- **Working data**
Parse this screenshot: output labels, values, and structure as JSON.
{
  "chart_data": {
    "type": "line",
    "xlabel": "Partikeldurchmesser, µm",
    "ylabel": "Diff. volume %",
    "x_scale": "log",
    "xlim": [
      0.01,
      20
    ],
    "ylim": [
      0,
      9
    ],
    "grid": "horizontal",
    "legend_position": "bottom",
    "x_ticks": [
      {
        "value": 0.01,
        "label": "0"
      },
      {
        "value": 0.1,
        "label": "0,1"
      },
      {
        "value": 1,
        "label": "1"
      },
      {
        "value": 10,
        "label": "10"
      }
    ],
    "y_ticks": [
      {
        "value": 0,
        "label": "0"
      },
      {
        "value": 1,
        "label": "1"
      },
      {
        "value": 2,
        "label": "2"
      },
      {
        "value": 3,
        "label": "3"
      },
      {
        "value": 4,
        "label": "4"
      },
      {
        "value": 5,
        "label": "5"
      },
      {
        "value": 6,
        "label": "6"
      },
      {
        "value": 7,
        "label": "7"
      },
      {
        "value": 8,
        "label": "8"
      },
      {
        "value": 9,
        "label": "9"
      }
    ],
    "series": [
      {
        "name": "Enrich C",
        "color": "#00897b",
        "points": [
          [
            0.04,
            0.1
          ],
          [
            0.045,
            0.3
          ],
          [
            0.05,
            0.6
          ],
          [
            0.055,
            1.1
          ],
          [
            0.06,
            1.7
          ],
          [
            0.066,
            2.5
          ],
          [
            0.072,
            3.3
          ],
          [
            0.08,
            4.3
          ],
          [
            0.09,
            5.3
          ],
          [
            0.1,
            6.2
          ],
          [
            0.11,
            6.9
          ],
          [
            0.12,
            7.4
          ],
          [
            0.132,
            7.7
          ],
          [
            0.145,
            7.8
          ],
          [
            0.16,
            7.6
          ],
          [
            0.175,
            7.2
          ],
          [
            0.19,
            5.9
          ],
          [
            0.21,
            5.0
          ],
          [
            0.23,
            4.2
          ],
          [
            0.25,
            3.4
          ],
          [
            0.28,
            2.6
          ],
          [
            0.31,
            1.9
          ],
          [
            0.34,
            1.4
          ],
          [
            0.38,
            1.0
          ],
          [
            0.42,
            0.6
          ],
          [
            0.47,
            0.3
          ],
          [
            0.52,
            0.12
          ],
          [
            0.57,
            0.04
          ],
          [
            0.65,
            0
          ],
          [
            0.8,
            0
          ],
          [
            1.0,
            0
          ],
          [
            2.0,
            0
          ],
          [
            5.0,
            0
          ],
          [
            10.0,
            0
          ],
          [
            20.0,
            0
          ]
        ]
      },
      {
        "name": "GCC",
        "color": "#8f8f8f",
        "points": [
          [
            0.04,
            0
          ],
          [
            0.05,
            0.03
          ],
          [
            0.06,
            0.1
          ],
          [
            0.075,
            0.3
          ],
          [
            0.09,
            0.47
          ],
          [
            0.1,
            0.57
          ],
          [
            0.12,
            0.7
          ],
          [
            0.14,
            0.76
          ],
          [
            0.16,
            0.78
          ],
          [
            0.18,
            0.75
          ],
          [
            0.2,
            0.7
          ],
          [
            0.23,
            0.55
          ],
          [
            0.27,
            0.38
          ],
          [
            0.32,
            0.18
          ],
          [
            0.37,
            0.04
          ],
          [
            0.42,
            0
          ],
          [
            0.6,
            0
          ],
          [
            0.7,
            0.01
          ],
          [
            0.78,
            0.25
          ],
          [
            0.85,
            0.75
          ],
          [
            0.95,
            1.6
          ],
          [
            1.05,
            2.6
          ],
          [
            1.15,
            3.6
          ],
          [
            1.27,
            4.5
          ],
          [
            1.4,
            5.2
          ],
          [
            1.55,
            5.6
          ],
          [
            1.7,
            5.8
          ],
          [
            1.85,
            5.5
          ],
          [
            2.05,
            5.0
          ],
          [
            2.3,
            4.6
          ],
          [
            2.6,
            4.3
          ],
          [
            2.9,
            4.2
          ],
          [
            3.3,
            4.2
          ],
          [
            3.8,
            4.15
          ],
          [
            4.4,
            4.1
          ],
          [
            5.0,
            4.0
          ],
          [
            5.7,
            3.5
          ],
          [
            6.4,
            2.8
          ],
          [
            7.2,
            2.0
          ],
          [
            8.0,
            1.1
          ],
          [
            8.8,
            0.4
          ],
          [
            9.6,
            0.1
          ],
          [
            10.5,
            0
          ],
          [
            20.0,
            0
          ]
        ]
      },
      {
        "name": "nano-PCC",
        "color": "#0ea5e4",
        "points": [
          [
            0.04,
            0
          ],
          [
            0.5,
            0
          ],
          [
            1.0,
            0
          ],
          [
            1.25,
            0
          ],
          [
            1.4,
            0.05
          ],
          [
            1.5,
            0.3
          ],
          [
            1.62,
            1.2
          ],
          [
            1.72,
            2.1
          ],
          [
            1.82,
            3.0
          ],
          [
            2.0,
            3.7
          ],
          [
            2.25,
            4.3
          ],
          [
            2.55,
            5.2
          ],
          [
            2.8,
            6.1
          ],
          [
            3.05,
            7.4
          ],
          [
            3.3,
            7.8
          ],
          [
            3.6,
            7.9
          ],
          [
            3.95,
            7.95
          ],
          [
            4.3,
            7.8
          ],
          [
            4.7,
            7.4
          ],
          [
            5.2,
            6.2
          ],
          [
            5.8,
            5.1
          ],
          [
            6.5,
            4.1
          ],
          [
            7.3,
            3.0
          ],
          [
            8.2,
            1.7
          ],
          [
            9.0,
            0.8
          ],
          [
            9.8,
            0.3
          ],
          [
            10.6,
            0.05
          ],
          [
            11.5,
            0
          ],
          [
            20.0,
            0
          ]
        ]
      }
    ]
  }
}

- **Problem to work on**
Write the material out exactly, with nothing left out.

- **Output**
Parse this screenshot: output labels, values, and structure as JSON.
{
  "chart_data": {
    "type": "line",
    "xlabel": "Partikeldurchmesser, µm",
    "ylabel": "Diff. volume %",
    "x_scale": "log",
    "xlim": [
      0.01,
      20
    ],
    "ylim": [
      0,
      9
    ],
    "grid": "horizontal",
    "legend_position": "bottom",
    "x_ticks": [
      {
        "value": 0.01,
        "label": "0"
      },
      {
        "value": 0.1,
        "label": "0,1"
      },
      {
        "value": 1,
        "label": "1"
      },
      {
        "value": 10,
        "label": "10"
      }
    ],
    "y_ticks": [
      {
        "value": 0,
        "label": "0"
      },
      {
        "value": 1,
        "label": "1"
      },
      {
        "value": 2,
        "label": "2"
      },
      {
        "value": 3,
        "label": "3"
      },
      {
        "value": 4,
        "label": "4"
      },
      {
        "value": 5,
        "label": "5"
      },
      {
        "value": 6,
        "label": "6"
      },
      {
        "value": 7,
        "label": "7"
      },
      {
        "value": 8,
        "label": "8"
      },
      {
        "value": 9,
        "label": "9"
      }
    ],
    "series": [
      {
        "name": "Enrich C",
        "color": "#00897b",
        "points": [
          [
            0.04,
            0.1
          ],
          [
            0.045,
            0.3
          ],
          [
            0.05,
            0.6
          ],
          [
            0.055,
            1.1
          ],
          [
            0.06,
            1.7
          ],
          [
            0.066,
            2.5
          ],
          [
            0.072,
            3.3
          ],
          [
            0.08,
            4.3
          ],
          [
            0.09,
            5.3
          ],
          [
            0.1,
            6.2
          ],
          [
            0.11,
            6.9
          ],
          [
            0.12,
            7.4
          ],
          [
            0.132,
            7.7
          ],
          [
            0.145,
            7.8
          ],
          [
            0.16,
            7.6
          ],
          [
            0.175,
            7.2
          ],
          [
            0.19,
            5.9
          ],
          [
            0.21,
            5.0
          ],
          [
            0.23,
            4.2
          ],
          [
            0.25,
            3.4
          ],
          [
            0.28,
            2.6
          ],
          [
            0.31,
            1.9
          ],
          [
            0.34,
            1.4
          ],
          [
            0.38,
            1.0
          ],
          [
            0.42,
            0.6
          ],
          [
            0.47,
            0.3
          ],
          [
            0.52,
            0.12
          ],
          [
            0.57,
            0.04
          ],
          [
            0.65,
            0
          ],
          [
            0.8,
            0
          ],
          [
            1.0,
            0
          ],
          [
            2.0,
            0
          ],
          [
            5.0,
            0
          ],
          [
            10.0,
            0
          ],
          [
            20.0,
            0
          ]
        ]
      },
      {
        "name": "GCC",
        "color": "#8f8f8f",
        "points": [
          [
            0.04,
            0
          ],
          [
            0.05,
            0.03
          ],
          [
            0.06,
            0.1
          ],
          [
            0.075,
            0.3
          ],
          [
            0.09,
            0.47
          ],
          [
            0.1,
            0.57
          ],
          [
            0.12,
            0.7
          ],
          [
            0.14,
            0.76
          ],
          [
            0.16,
            0.78
          ],
          [
            0.18,
            0.75
          ],
          [
            0.2,
            0.7
          ],
          [
            0.23,
            0.55
          ],
          [
            0.27,
            0.38
          ],
          [
            0.32,
            0.18
          ],
          [
            0.37,
            0.04
          ],
          [
            0.42,
            0
          ],
          [
            0.6,
            0
          ],
          [
            0.7,
            0.01
          ],
          [
            0.78,
            0.25
          ],
          [
            0.85,
            0.75
          ],
          [
            0.95,
            1.6
          ],
          [
            1.05,
            2.6
          ],
          [
            1.15,
            3.6
          ],
          [
            1.27,
            4.5
          ],
          [
            1.4,
            5.2
          ],
          [
            1.55,
            5.6
          ],
          [
            1.7,
            5.8
          ],
          [
            1.85,
            5.5
          ],
          [
            2.05,
            5.0
          ],
          [
            2.3,
            4.6
          ],
          [
            2.6,
            4.3
          ],
          [
            2.9,
            4.2
          ],
          [
            3.3,
            4.2
          ],
          [
            3.8,
            4.15
          ],
          [
            4.4,
            4.1
          ],
          [
            5.0,
            4.0
          ],
          [
            5.7,
            3.5
          ],
          [
            6.4,
            2.8
          ],
          [
            7.2,
            2.0
          ],
          [
            8.0,
            1.1
          ],
          [
            8.8,
            0.4
          ],
          [
            9.6,
            0.1
          ],
          [
            10.5,
            0
          ],
          [
            20.0,
            0
          ]
        ]
      },
      {
        "name": "nano-PCC",
        "color": "#0ea5e4",
        "points": [
          [
            0.04,
            0
          ],
          [
            0.5,
            0
          ],
          [
            1.0,
            0
          ],
          [
            1.25,
            0
          ],
          [
            1.4,
            0.05
          ],
          [
            1.5,
            0.3
          ],
          [
            1.62,
            1.2
          ],
          [
            1.72,
            2.1
          ],
          [
            1.82,
            3.0
          ],
          [
            2.0,
            3.7
          ],
          [
            2.25,
            4.3
          ],
          [
            2.55,
            5.2
          ],
          [
            2.8,
            6.1
          ],
          [
            3.05,
            7.4
          ],
          [
            3.3,
            7.8
          ],
          [
            3.6,
            7.9
          ],
          [
            3.95,
            7.95
          ],
          [
            4.3,
            7.8
          ],
          [
            4.7,
            7.4
          ],
          [
            5.2,
            6.2
          ],
          [
            5.8,
            5.1
          ],
          [
            6.5,
            4.1
          ],
          [
            7.3,
            3.0
          ],
          [
            8.2,
            1.7
          ],
          [
            9.0,
            0.8
          ],
          [
            9.8,
            0.3
          ],
          [
            10.6,
            0.05
          ],
          [
            11.5,
            0
          ],
          [
            20.0,
            0
          ]
        ]
      }
    ]
  }
}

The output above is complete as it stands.